───── Supplied records

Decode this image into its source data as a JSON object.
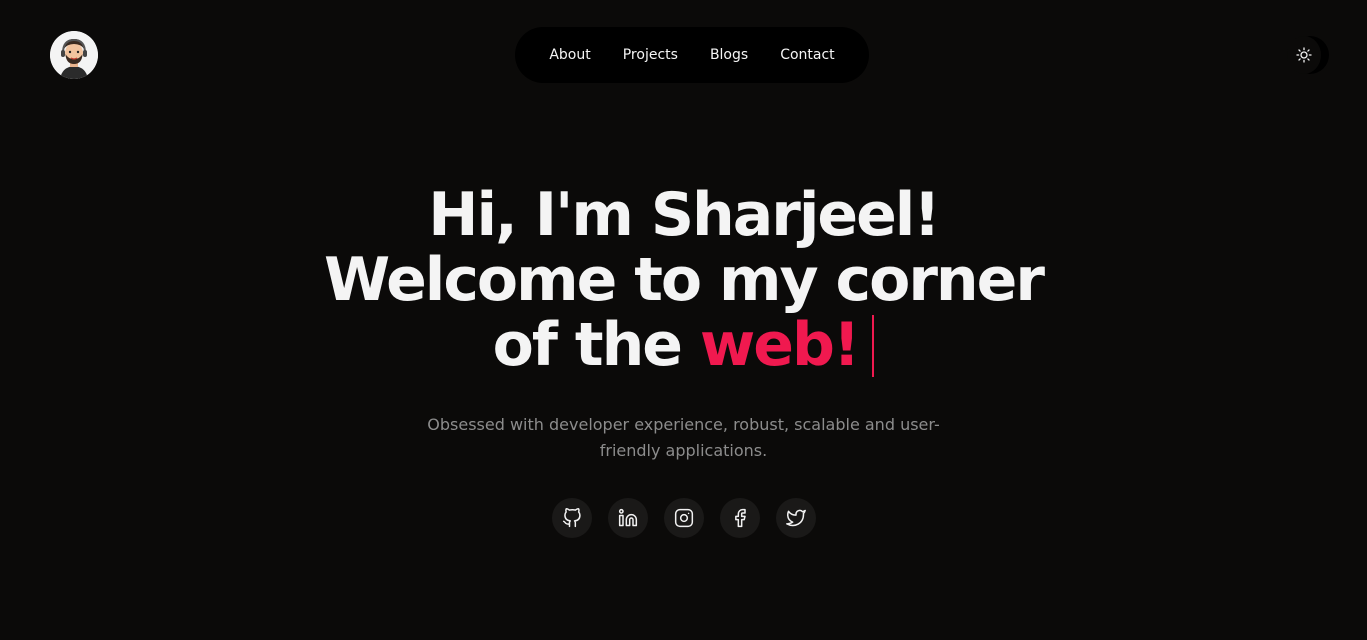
{
  "header": {
    "avatar_icon": "developer-avatar-icon",
    "nav": [
      {
        "label": "About"
      },
      {
        "label": "Projects"
      },
      {
        "label": "Blogs"
      },
      {
        "label": "Contact"
      }
    ],
    "theme_toggle_icon": "sun-icon"
  },
  "hero": {
    "line1": "Hi, I'm Sharjeel!",
    "line2": "Welcome to my corner",
    "line3_prefix": "of the ",
    "line3_accent": "web!",
    "subtitle": "Obsessed with developer experience, robust, scalable and user-friendly applications.",
    "socials": [
      {
        "icon": "github-icon"
      },
      {
        "icon": "linkedin-icon"
      },
      {
        "icon": "instagram-icon"
      },
      {
        "icon": "facebook-icon"
      },
      {
        "icon": "twitter-icon"
      }
    ]
  },
  "colors": {
    "background": "#0b0a09",
    "accent": "#f0194f",
    "text": "#f4f4f4",
    "muted": "#8c8c8c"
  }
}
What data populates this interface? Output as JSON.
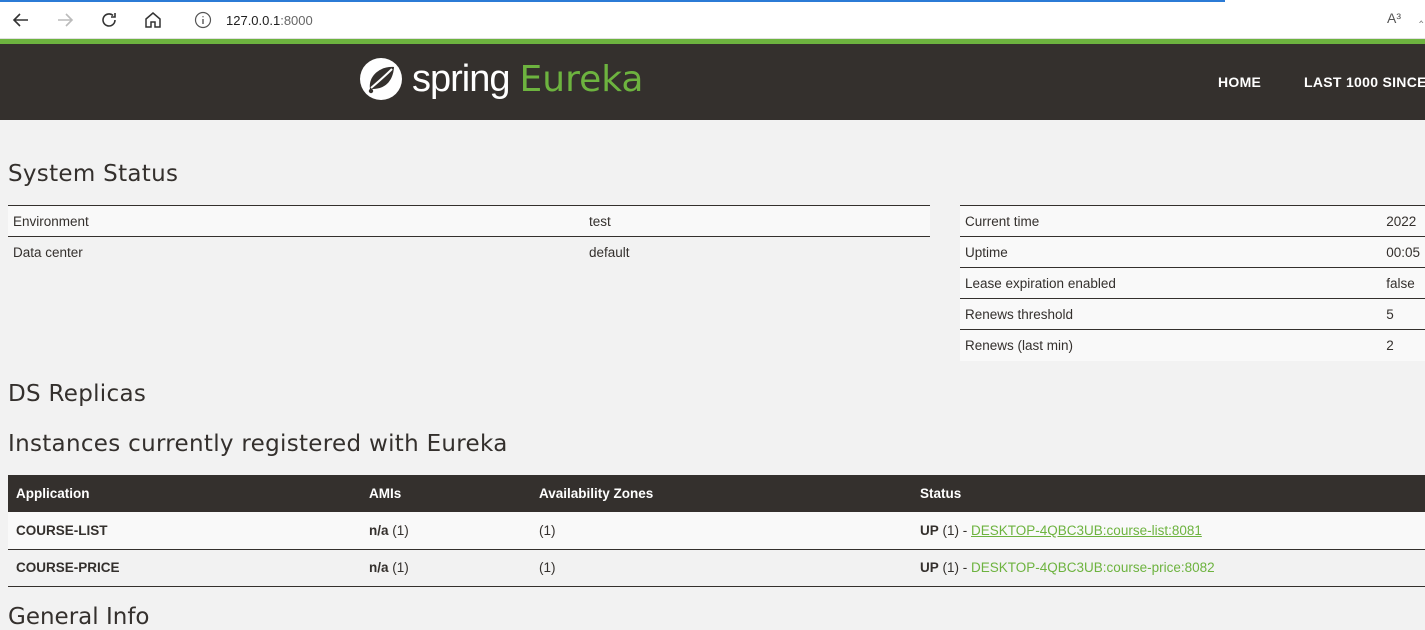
{
  "browser": {
    "url_host": "127.0.0.1",
    "url_port": ":8000",
    "read_aloud": "A³"
  },
  "header": {
    "logo_spring": "spring",
    "logo_eureka": "Eureka",
    "nav": [
      "HOME",
      "LAST 1000 SINCE"
    ]
  },
  "system_status": {
    "title": "System Status",
    "left": [
      {
        "label": "Environment",
        "value": "test"
      },
      {
        "label": "Data center",
        "value": "default"
      }
    ],
    "right": [
      {
        "label": "Current time",
        "value": "2022"
      },
      {
        "label": "Uptime",
        "value": "00:05"
      },
      {
        "label": "Lease expiration enabled",
        "value": "false"
      },
      {
        "label": "Renews threshold",
        "value": "5"
      },
      {
        "label": "Renews (last min)",
        "value": "2"
      }
    ]
  },
  "ds_replicas": {
    "title": "DS Replicas"
  },
  "instances": {
    "title": "Instances currently registered with Eureka",
    "columns": [
      "Application",
      "AMIs",
      "Availability Zones",
      "Status"
    ],
    "rows": [
      {
        "application": "COURSE-LIST",
        "ami_bold": "n/a",
        "ami_count": " (1)",
        "zones": "(1)",
        "status_bold": "UP",
        "status_count": " (1) - ",
        "link": "DESKTOP-4QBC3UB:course-list:8081"
      },
      {
        "application": "COURSE-PRICE",
        "ami_bold": "n/a",
        "ami_count": " (1)",
        "zones": "(1)",
        "status_bold": "UP",
        "status_count": " (1) - ",
        "link": "DESKTOP-4QBC3UB:course-price:8082"
      }
    ]
  },
  "general_info": {
    "title": "General Info"
  }
}
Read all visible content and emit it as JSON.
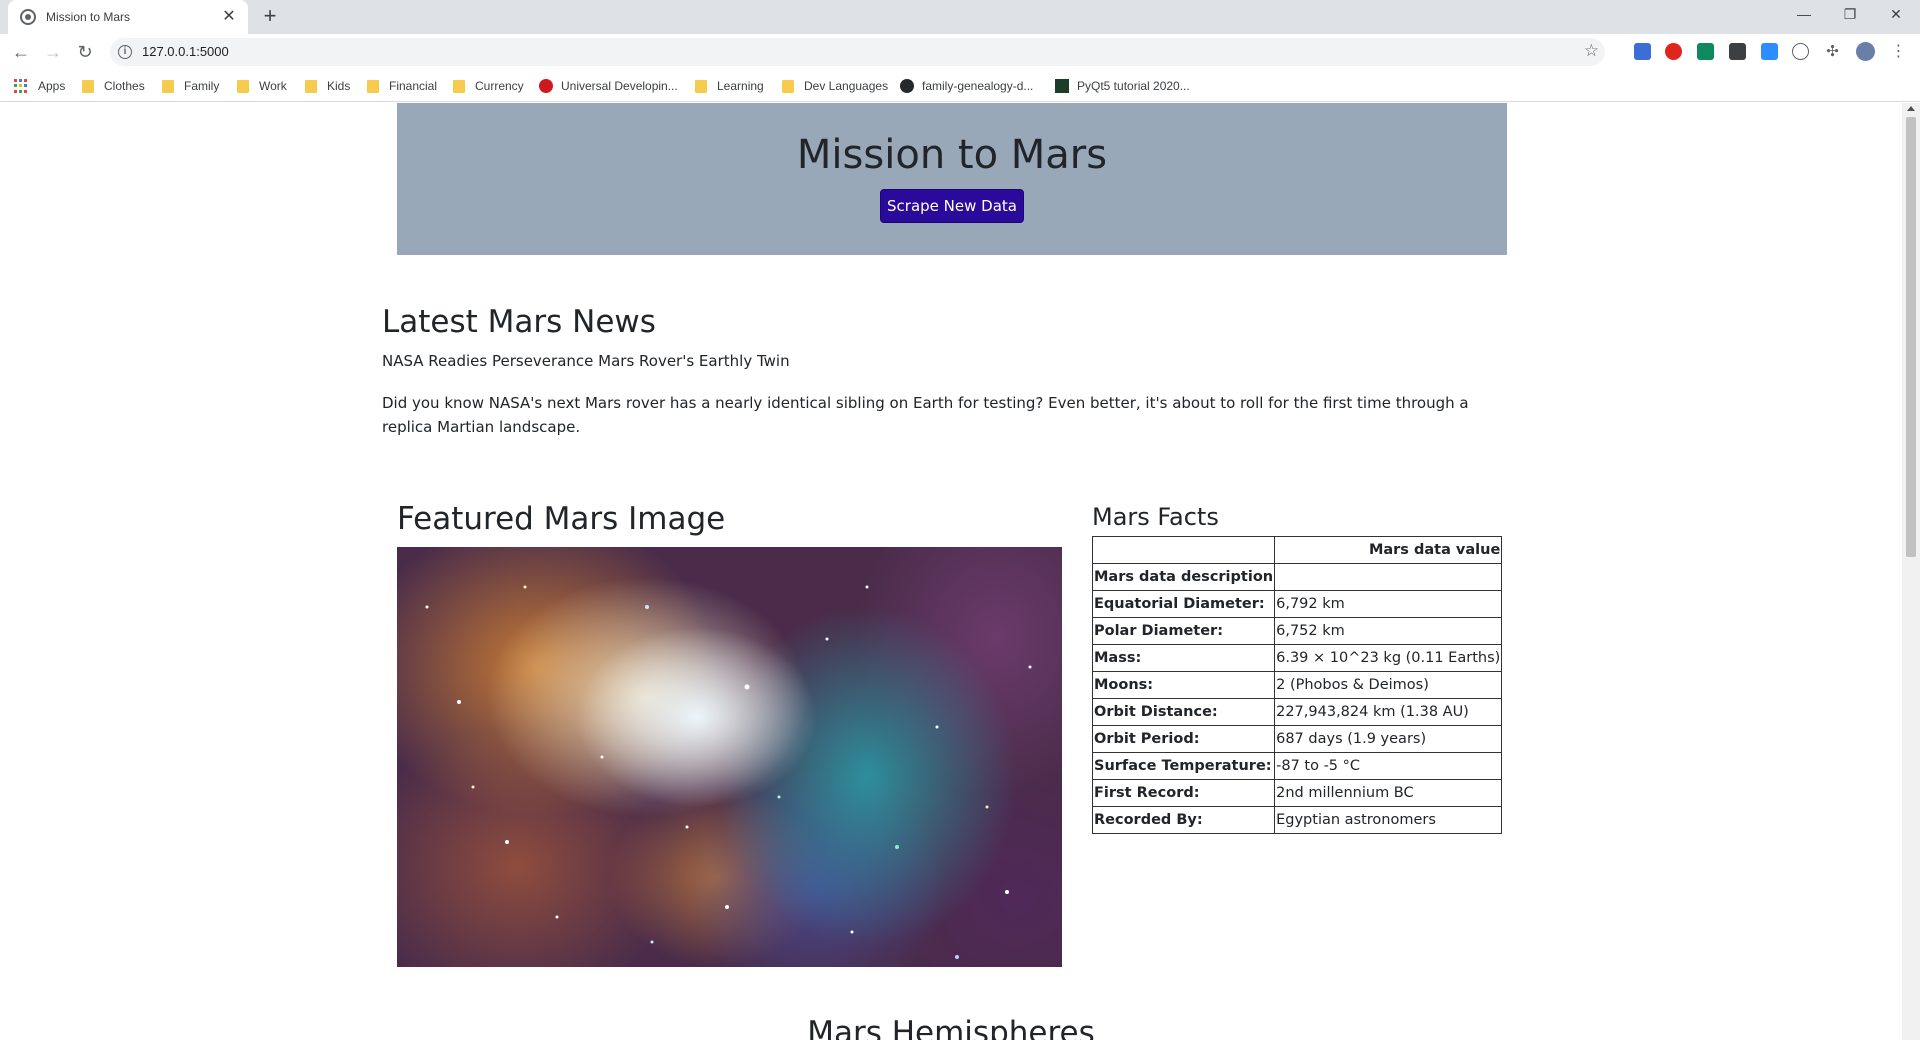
{
  "browser": {
    "tab_title": "Mission to Mars",
    "url": "127.0.0.1:5000",
    "bookmarks": [
      "Apps",
      "Clothes",
      "Family",
      "Work",
      "Kids",
      "Financial",
      "Currency",
      "Universal Developin...",
      "Learning",
      "Dev Languages",
      "family-genealogy-d...",
      "PyQt5 tutorial 2020..."
    ]
  },
  "header": {
    "title": "Mission to Mars",
    "scrape_button": "Scrape New Data"
  },
  "news": {
    "heading": "Latest Mars News",
    "title": "NASA Readies Perseverance Mars Rover's Earthly Twin",
    "paragraph": "Did you know NASA's next Mars rover has a nearly identical sibling on Earth for testing? Even better, it's about to roll for the first time through a replica Martian landscape."
  },
  "featured": {
    "heading": "Featured Mars Image"
  },
  "facts": {
    "heading": "Mars Facts",
    "column_header": "Mars data value",
    "index_header": "Mars data description",
    "rows": [
      {
        "label": "Equatorial Diameter:",
        "value": "6,792 km"
      },
      {
        "label": "Polar Diameter:",
        "value": "6,752 km"
      },
      {
        "label": "Mass:",
        "value": "6.39 × 10^23 kg (0.11 Earths)"
      },
      {
        "label": "Moons:",
        "value": "2 (Phobos & Deimos)"
      },
      {
        "label": "Orbit Distance:",
        "value": "227,943,824 km (1.38 AU)"
      },
      {
        "label": "Orbit Period:",
        "value": "687 days (1.9 years)"
      },
      {
        "label": "Surface Temperature:",
        "value": "-87 to -5 °C"
      },
      {
        "label": "First Record:",
        "value": "2nd millennium BC"
      },
      {
        "label": "Recorded By:",
        "value": "Egyptian astronomers"
      }
    ]
  },
  "hemispheres": {
    "heading": "Mars Hemispheres"
  }
}
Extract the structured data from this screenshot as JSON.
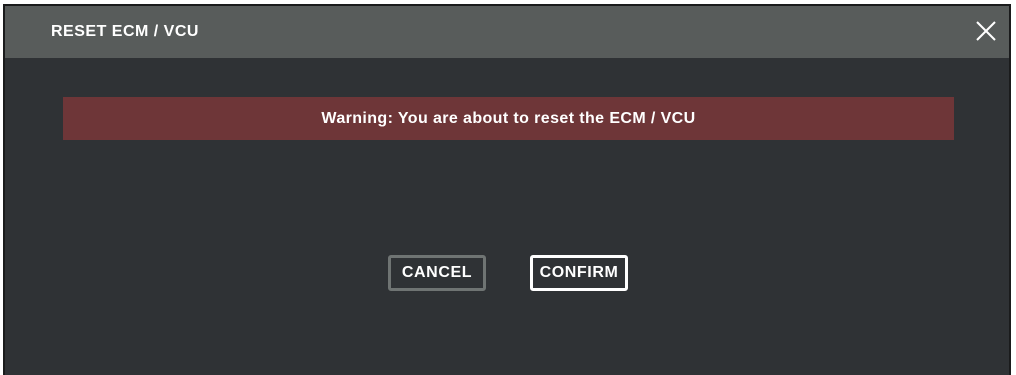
{
  "dialog": {
    "title": "RESET ECM / VCU",
    "close_icon": "close-icon",
    "warning_text": "Warning: You are about to reset the ECM / VCU",
    "buttons": {
      "cancel_label": "CANCEL",
      "confirm_label": "CONFIRM"
    }
  },
  "colors": {
    "titlebar": "#585c5b",
    "body": "#2f3235",
    "warning_banner": "#6e3638",
    "cancel_border": "#6f7473",
    "confirm_border": "#ffffff"
  }
}
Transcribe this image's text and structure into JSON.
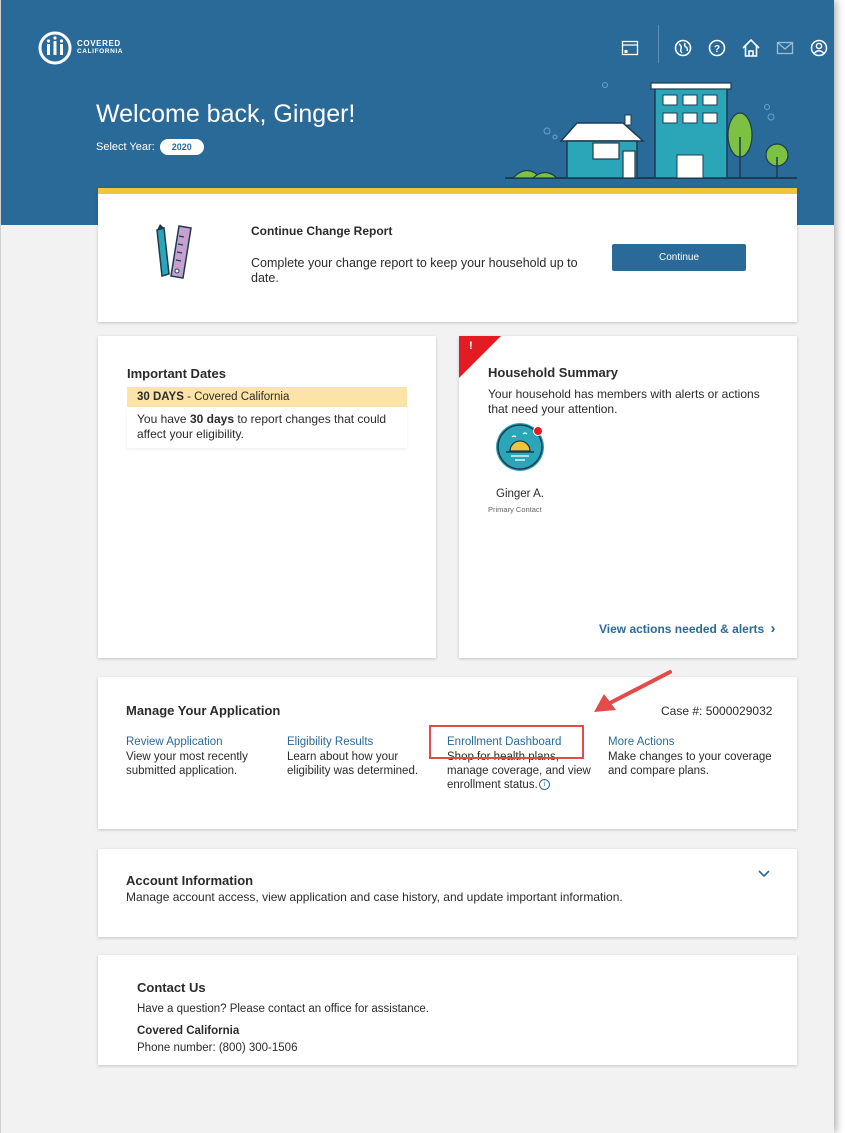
{
  "brand": {
    "line1": "COVERED",
    "line2": "CALIFORNIA"
  },
  "header": {
    "icons": [
      "calendar-icon",
      "globe-icon",
      "help-icon",
      "home-icon",
      "mail-icon",
      "user-icon"
    ],
    "welcome": "Welcome back, Ginger!",
    "select_year_label": "Select Year:",
    "year": "2020"
  },
  "change_report": {
    "title": "Continue Change Report",
    "description": "Complete your change report to keep your household up to date.",
    "button": "Continue"
  },
  "important_dates": {
    "title": "Important Dates",
    "alert_days": "30 DAYS",
    "alert_source": " - Covered California",
    "body_pre": "You have ",
    "body_bold": "30 days",
    "body_post": " to report changes that could affect your eligibility."
  },
  "household": {
    "title": "Household Summary",
    "description": "Your household has members with alerts or actions that need your attention.",
    "flag": "!",
    "member_name": "Ginger A.",
    "member_role": "Primary Contact",
    "link": "View actions needed & alerts",
    "link_chevron": "›"
  },
  "manage": {
    "title": "Manage Your Application",
    "case_number": "Case #: 5000029032",
    "columns": [
      {
        "link": "Review Application",
        "desc": "View your most recently submitted application."
      },
      {
        "link": "Eligibility Results",
        "desc": "Learn about how your eligibility was determined."
      },
      {
        "link": "Enrollment Dashboard",
        "desc": "Shop for health plans, manage coverage, and view enrollment status."
      },
      {
        "link": "More Actions",
        "desc": "Make changes to your coverage and compare plans."
      }
    ],
    "info_icon": "i"
  },
  "account": {
    "title": "Account Information",
    "description": "Manage account access, view application and case history, and update important information."
  },
  "contact": {
    "title": "Contact Us",
    "description": "Have a question? Please contact an office for assistance.",
    "org": "Covered California",
    "phone": "Phone number: (800) 300-1506"
  },
  "colors": {
    "header_blue": "#2a6a98",
    "accent_yellow": "#f2c43c",
    "alert_red": "#e31b23",
    "annotation_red": "#e34a4a"
  }
}
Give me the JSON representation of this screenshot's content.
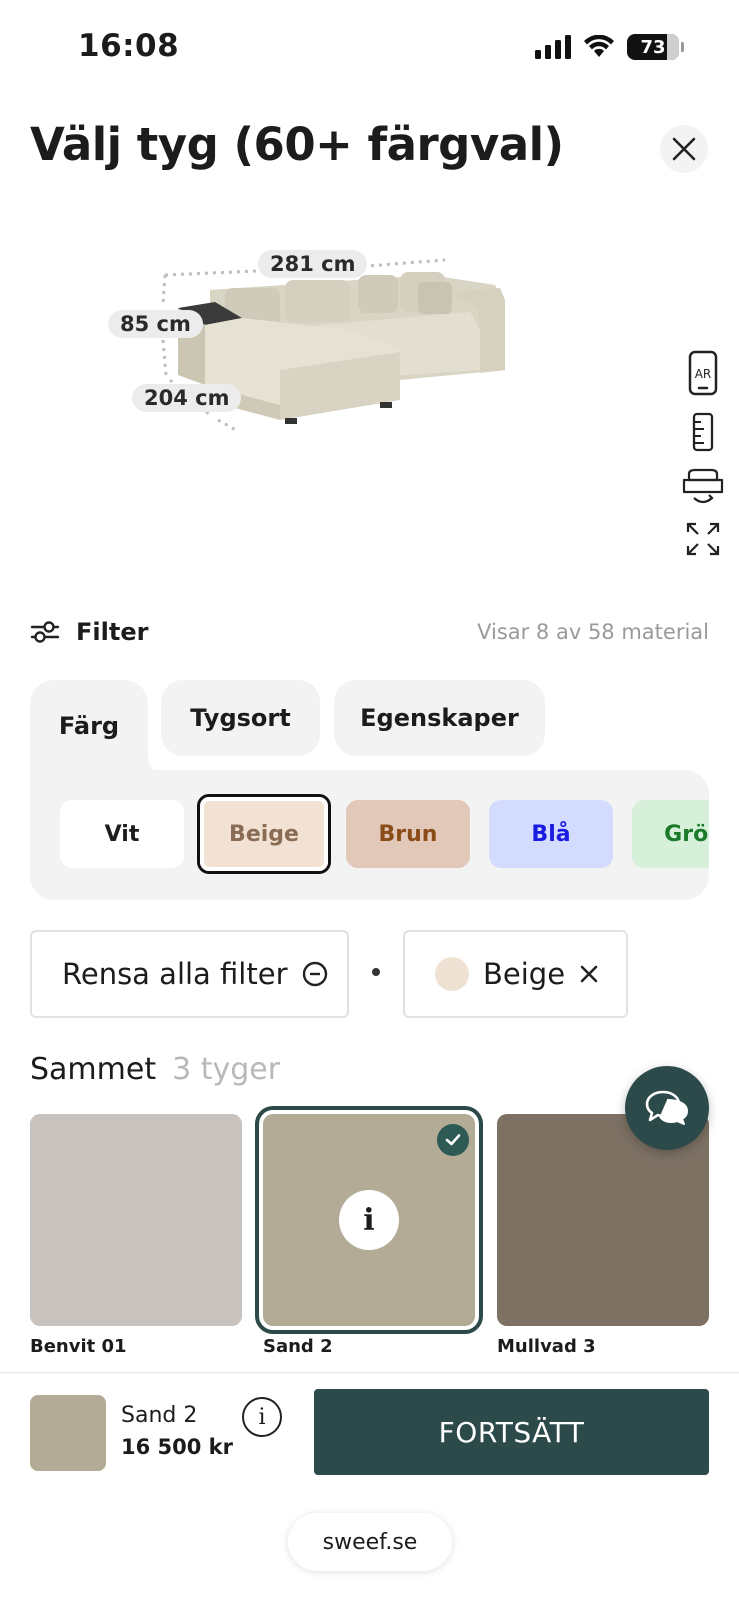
{
  "status_bar": {
    "time": "16:08",
    "battery": "73"
  },
  "header": {
    "title": "Välj tyg (60+ färgval)"
  },
  "preview": {
    "dimensions": {
      "width": "281 cm",
      "height": "85 cm",
      "depth": "204 cm"
    },
    "tools": [
      {
        "icon": "ar-icon",
        "label": "AR"
      },
      {
        "icon": "ruler-icon"
      },
      {
        "icon": "rotate-sofa-icon"
      },
      {
        "icon": "fullscreen-icon"
      }
    ]
  },
  "filter": {
    "label": "Filter",
    "count_text": "Visar 8 av 58 material",
    "tabs": [
      {
        "label": "Färg",
        "active": true
      },
      {
        "label": "Tygsort",
        "active": false
      },
      {
        "label": "Egenskaper",
        "active": false
      }
    ],
    "colors": [
      {
        "label": "Vit",
        "bg": "#ffffff",
        "fg": "#1c1c1c",
        "selected": false
      },
      {
        "label": "Beige",
        "bg": "#f1e2d3",
        "fg": "#8a6c55",
        "selected": true
      },
      {
        "label": "Brun",
        "bg": "#e2c8b8",
        "fg": "#8a4d1a",
        "selected": false
      },
      {
        "label": "Blå",
        "bg": "#d3dcff",
        "fg": "#1a1ae0",
        "selected": false
      },
      {
        "label": "Grön",
        "bg": "#d6f0d9",
        "fg": "#1a7a2a",
        "selected": false
      }
    ],
    "clear_label": "Rensa alla filter",
    "active_filter": {
      "label": "Beige",
      "swatch_color": "#efe2d4"
    }
  },
  "section": {
    "title": "Sammet",
    "count": "3 tyger",
    "fabrics": [
      {
        "name": "Benvit 01",
        "color": "#c8c3bf",
        "selected": false
      },
      {
        "name": "Sand 2",
        "color": "#b3ab95",
        "selected": true
      },
      {
        "name": "Mullvad 3",
        "color": "#7d7164",
        "selected": false
      }
    ]
  },
  "bottom": {
    "selected_name": "Sand 2",
    "price": "16 500 kr",
    "continue_label": "FORTSÄTT",
    "url": "sweef.se"
  },
  "colors": {
    "brand": "#2d4a4a",
    "panel": "#f3f3f3"
  }
}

──────────

■ Set exercise
Copy each line of the listing that contains the string "Mission".

■ Exercise answer
    "tab_title": "Mission to Mars",
    "title": "Mission to Mars",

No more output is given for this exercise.